**INSTRUCTION:** Copy out each of the rows below word for word, leaving out the pictures.

**INFORMATION PROVIDED:**
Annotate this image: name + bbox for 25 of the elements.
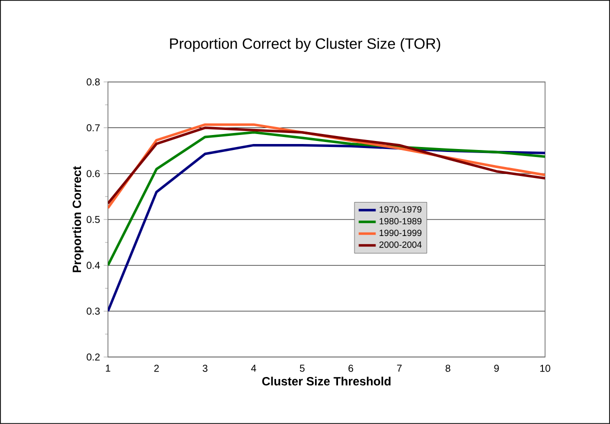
x-tick-label: 5: [300, 364, 305, 372]
y-axis-title: Proportion Correct: [72, 166, 84, 272]
y-tick-label: 0.2: [86, 354, 100, 361]
y-tick-label: 0.4: [86, 262, 100, 269]
y-tick-label: 0.8: [86, 78, 100, 86]
legend-label: 1990-1999: [380, 230, 422, 236]
x-tick-label: 8: [446, 364, 450, 372]
y-tick-label: 0.5: [86, 216, 100, 224]
chart-title: Proportion Correct by Cluster Size (TOR): [170, 38, 440, 52]
x-tick-label: 2: [154, 364, 159, 372]
x-tick-label: 9: [494, 364, 499, 372]
y-tick-label: 0.3: [86, 308, 100, 315]
x-axis-title: Cluster Size Threshold: [262, 376, 391, 386]
x-tick-label: 4: [251, 364, 256, 372]
x-tick-label: 10: [540, 364, 550, 372]
legend-label: 1970-1979: [380, 206, 422, 213]
x-tick-label: 1: [106, 364, 110, 372]
x-tick-label: 6: [348, 364, 354, 372]
y-tick-label: 0.6: [86, 170, 100, 178]
y-tick-label: 0.7: [86, 124, 100, 132]
line-series: [108, 131, 546, 267]
x-tick-label: 3: [202, 364, 208, 372]
legend-label: 1980-1989: [380, 218, 422, 224]
x-tick-label: 7: [397, 364, 402, 372]
legend-label: 2000-2004: [379, 241, 422, 248]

**SOLUTION TO THE EXERCISE:**
Annotate this image: name + bbox for 25 of the elements.
x-tick-label: 5: [300, 364, 305, 372]
y-axis-title: Proportion Correct: [72, 166, 84, 272]
y-tick-label: 0.2: [86, 354, 100, 361]
y-tick-label: 0.4: [86, 262, 100, 269]
y-tick-label: 0.8: [86, 78, 100, 86]
legend-label: 1990-1999: [380, 230, 422, 236]
x-tick-label: 8: [446, 364, 450, 372]
y-tick-label: 0.5: [86, 216, 100, 224]
chart-title: Proportion Correct by Cluster Size (TOR): [170, 38, 440, 52]
x-tick-label: 2: [154, 364, 159, 372]
x-tick-label: 9: [494, 364, 499, 372]
y-tick-label: 0.3: [86, 308, 100, 315]
x-axis-title: Cluster Size Threshold: [262, 376, 391, 386]
x-tick-label: 4: [251, 364, 256, 372]
x-tick-label: 10: [540, 364, 550, 372]
legend-label: 1970-1979: [380, 206, 422, 213]
x-tick-label: 1: [106, 364, 110, 372]
x-tick-label: 6: [348, 364, 354, 372]
y-tick-label: 0.6: [86, 170, 100, 178]
y-tick-label: 0.7: [86, 124, 100, 132]
line-series: [108, 131, 546, 267]
x-tick-label: 3: [202, 364, 208, 372]
legend-label: 1980-1989: [380, 218, 422, 224]
x-tick-label: 7: [397, 364, 402, 372]
legend-label: 2000-2004: [379, 241, 422, 248]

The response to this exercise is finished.